> **Exercise**
In this exercise, reproduce all the entries that follow exactly.

***** Data in this exercise

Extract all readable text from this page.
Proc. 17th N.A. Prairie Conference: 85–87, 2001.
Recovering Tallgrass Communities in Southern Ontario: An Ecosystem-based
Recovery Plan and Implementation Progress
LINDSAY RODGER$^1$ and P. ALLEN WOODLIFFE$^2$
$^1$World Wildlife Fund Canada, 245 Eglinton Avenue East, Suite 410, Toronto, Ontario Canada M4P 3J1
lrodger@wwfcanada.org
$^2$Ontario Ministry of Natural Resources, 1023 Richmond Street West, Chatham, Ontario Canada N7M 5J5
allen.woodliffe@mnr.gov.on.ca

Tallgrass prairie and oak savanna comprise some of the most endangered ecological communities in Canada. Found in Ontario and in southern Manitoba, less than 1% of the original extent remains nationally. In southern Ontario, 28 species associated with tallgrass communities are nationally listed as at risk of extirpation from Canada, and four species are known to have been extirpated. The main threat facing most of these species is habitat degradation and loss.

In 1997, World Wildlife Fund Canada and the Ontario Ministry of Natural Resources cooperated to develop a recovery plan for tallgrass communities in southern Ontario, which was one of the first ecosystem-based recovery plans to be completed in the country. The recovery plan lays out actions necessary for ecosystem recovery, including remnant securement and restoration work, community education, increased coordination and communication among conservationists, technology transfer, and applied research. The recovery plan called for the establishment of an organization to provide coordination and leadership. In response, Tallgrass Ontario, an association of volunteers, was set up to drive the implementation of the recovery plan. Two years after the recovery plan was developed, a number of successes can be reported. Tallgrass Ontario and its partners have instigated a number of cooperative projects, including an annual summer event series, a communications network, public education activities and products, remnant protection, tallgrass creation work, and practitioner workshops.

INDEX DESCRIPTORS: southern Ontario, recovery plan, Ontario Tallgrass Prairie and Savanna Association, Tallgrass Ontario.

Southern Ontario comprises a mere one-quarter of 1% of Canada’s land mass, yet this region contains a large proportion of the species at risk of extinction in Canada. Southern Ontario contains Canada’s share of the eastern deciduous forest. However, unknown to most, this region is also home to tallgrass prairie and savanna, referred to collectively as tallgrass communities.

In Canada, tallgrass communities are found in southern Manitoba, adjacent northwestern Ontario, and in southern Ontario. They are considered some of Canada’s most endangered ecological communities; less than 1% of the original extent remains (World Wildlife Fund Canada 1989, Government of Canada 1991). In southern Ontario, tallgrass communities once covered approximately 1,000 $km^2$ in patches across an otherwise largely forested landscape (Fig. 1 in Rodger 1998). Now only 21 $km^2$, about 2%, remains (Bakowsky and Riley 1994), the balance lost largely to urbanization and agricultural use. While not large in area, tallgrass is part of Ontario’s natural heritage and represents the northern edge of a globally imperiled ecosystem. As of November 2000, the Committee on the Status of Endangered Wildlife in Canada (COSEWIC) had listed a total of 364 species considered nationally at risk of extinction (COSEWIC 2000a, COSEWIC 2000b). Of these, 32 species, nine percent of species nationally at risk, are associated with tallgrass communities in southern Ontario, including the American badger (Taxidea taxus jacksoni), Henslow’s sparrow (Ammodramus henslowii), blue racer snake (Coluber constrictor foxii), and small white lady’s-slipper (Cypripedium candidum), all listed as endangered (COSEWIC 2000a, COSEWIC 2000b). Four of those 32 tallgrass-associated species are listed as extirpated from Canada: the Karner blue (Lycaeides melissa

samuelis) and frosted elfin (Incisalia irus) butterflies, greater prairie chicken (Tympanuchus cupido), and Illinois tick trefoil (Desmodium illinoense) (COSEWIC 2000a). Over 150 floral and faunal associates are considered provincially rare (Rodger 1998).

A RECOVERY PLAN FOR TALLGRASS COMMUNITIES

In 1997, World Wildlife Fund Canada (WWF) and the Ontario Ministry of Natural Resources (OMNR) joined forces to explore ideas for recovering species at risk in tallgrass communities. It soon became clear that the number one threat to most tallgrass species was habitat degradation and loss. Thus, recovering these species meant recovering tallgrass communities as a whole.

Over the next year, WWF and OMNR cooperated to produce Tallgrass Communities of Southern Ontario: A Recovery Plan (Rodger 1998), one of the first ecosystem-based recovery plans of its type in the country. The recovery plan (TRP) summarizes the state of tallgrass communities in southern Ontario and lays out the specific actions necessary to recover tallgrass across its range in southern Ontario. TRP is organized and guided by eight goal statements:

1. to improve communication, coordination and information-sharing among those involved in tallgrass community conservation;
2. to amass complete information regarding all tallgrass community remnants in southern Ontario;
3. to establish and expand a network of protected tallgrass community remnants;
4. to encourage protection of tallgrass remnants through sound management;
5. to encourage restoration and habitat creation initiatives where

**********

> **Solution to the exercise**
Extract all readable text from this page.
Proc. 17th N.A. Prairie Conference: 85–87, 2001.
Recovering Tallgrass Communities in Southern Ontario: An Ecosystem-based
Recovery Plan and Implementation Progress
LINDSAY RODGER$^1$ and P. ALLEN WOODLIFFE$^2$
$^1$World Wildlife Fund Canada, 245 Eglinton Avenue East, Suite 410, Toronto, Ontario Canada M4P 3J1
lrodger@wwfcanada.org
$^2$Ontario Ministry of Natural Resources, 1023 Richmond Street West, Chatham, Ontario Canada N7M 5J5
allen.woodliffe@mnr.gov.on.ca

Tallgrass prairie and oak savanna comprise some of the most endangered ecological communities in Canada. Found in Ontario and in southern Manitoba, less than 1% of the original extent remains nationally. In southern Ontario, 28 species associated with tallgrass communities are nationally listed as at risk of extirpation from Canada, and four species are known to have been extirpated. The main threat facing most of these species is habitat degradation and loss.

In 1997, World Wildlife Fund Canada and the Ontario Ministry of Natural Resources cooperated to develop a recovery plan for tallgrass communities in southern Ontario, which was one of the first ecosystem-based recovery plans to be completed in the country. The recovery plan lays out actions necessary for ecosystem recovery, including remnant securement and restoration work, community education, increased coordination and communication among conservationists, technology transfer, and applied research. The recovery plan called for the establishment of an organization to provide coordination and leadership. In response, Tallgrass Ontario, an association of volunteers, was set up to drive the implementation of the recovery plan. Two years after the recovery plan was developed, a number of successes can be reported. Tallgrass Ontario and its partners have instigated a number of cooperative projects, including an annual summer event series, a communications network, public education activities and products, remnant protection, tallgrass creation work, and practitioner workshops.

INDEX DESCRIPTORS: southern Ontario, recovery plan, Ontario Tallgrass Prairie and Savanna Association, Tallgrass Ontario.

Southern Ontario comprises a mere one-quarter of 1% of Canada’s land mass, yet this region contains a large proportion of the species at risk of extinction in Canada. Southern Ontario contains Canada’s share of the eastern deciduous forest. However, unknown to most, this region is also home to tallgrass prairie and savanna, referred to collectively as tallgrass communities.

In Canada, tallgrass communities are found in southern Manitoba, adjacent northwestern Ontario, and in southern Ontario. They are considered some of Canada’s most endangered ecological communities; less than 1% of the original extent remains (World Wildlife Fund Canada 1989, Government of Canada 1991). In southern Ontario, tallgrass communities once covered approximately 1,000 $km^2$ in patches across an otherwise largely forested landscape (Fig. 1 in Rodger 1998). Now only 21 $km^2$, about 2%, remains (Bakowsky and Riley 1994), the balance lost largely to urbanization and agricultural use. While not large in area, tallgrass is part of Ontario’s natural heritage and represents the northern edge of a globally imperiled ecosystem. As of November 2000, the Committee on the Status of Endangered Wildlife in Canada (COSEWIC) had listed a total of 364 species considered nationally at risk of extinction (COSEWIC 2000a, COSEWIC 2000b). Of these, 32 species, nine percent of species nationally at risk, are associated with tallgrass communities in southern Ontario, including the American badger (Taxidea taxus jacksoni), Henslow’s sparrow (Ammodramus henslowii), blue racer snake (Coluber constrictor foxii), and small white lady’s-slipper (Cypripedium candidum), all listed as endangered (COSEWIC 2000a, COSEWIC 2000b). Four of those 32 tallgrass-associated species are listed as extirpated from Canada: the Karner blue (Lycaeides melissa

samuelis) and frosted elfin (Incisalia irus) butterflies, greater prairie chicken (Tympanuchus cupido), and Illinois tick trefoil (Desmodium illinoense) (COSEWIC 2000a). Over 150 floral and faunal associates are considered provincially rare (Rodger 1998).

A RECOVERY PLAN FOR TALLGRASS COMMUNITIES

In 1997, World Wildlife Fund Canada (WWF) and the Ontario Ministry of Natural Resources (OMNR) joined forces to explore ideas for recovering species at risk in tallgrass communities. It soon became clear that the number one threat to most tallgrass species was habitat degradation and loss. Thus, recovering these species meant recovering tallgrass communities as a whole.

Over the next year, WWF and OMNR cooperated to produce Tallgrass Communities of Southern Ontario: A Recovery Plan (Rodger 1998), one of the first ecosystem-based recovery plans of its type in the country. The recovery plan (TRP) summarizes the state of tallgrass communities in southern Ontario and lays out the specific actions necessary to recover tallgrass across its range in southern Ontario. TRP is organized and guided by eight goal statements:

1. to improve communication, coordination and information-sharing among those involved in tallgrass community conservation;
2. to amass complete information regarding all tallgrass community remnants in southern Ontario;
3. to establish and expand a network of protected tallgrass community remnants;
4. to encourage protection of tallgrass remnants through sound management;
5. to encourage restoration and habitat creation initiatives where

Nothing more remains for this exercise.